Looking at the listing, state how many of its lines contain the string "label". Write only the number.

+++

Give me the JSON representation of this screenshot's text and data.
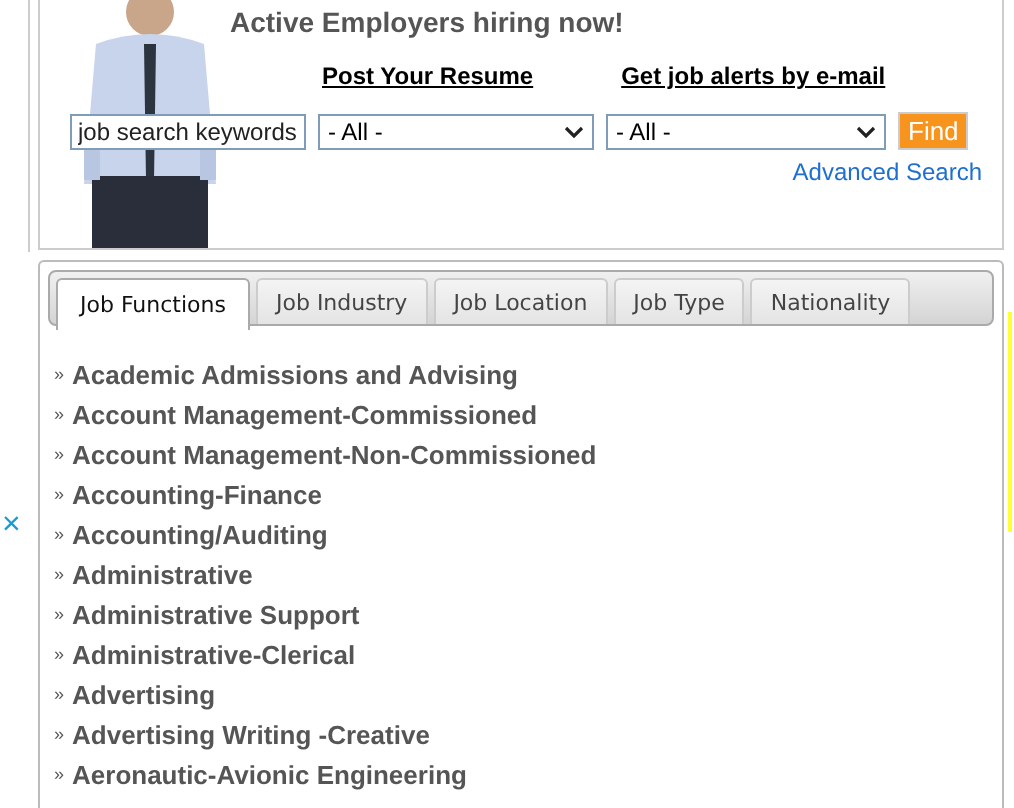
{
  "header": {
    "headline": "Active Employers hiring now!",
    "links": [
      "Post Your Resume",
      "Get job alerts by e-mail"
    ],
    "search": {
      "placeholder": "job search keywords",
      "select_1": "- All -",
      "select_2": "- All -",
      "button": "Find"
    },
    "advanced_link": "Advanced Search"
  },
  "ad_close": "×",
  "tabs": [
    {
      "label": "Job Functions",
      "selected": true
    },
    {
      "label": "Job Industry",
      "selected": false
    },
    {
      "label": "Job Location",
      "selected": false
    },
    {
      "label": "Job Type",
      "selected": false
    },
    {
      "label": "Nationality",
      "selected": false
    }
  ],
  "bullet": "»",
  "categories": [
    "Academic Admissions and Advising",
    "Account Management-Commissioned",
    "Account Management-Non-Commissioned",
    "Accounting-Finance",
    "Accounting/Auditing",
    "Administrative",
    "Administrative Support",
    "Administrative-Clerical",
    "Advertising",
    "Advertising Writing -Creative",
    "Aeronautic-Avionic Engineering"
  ]
}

+++

→ Task output
5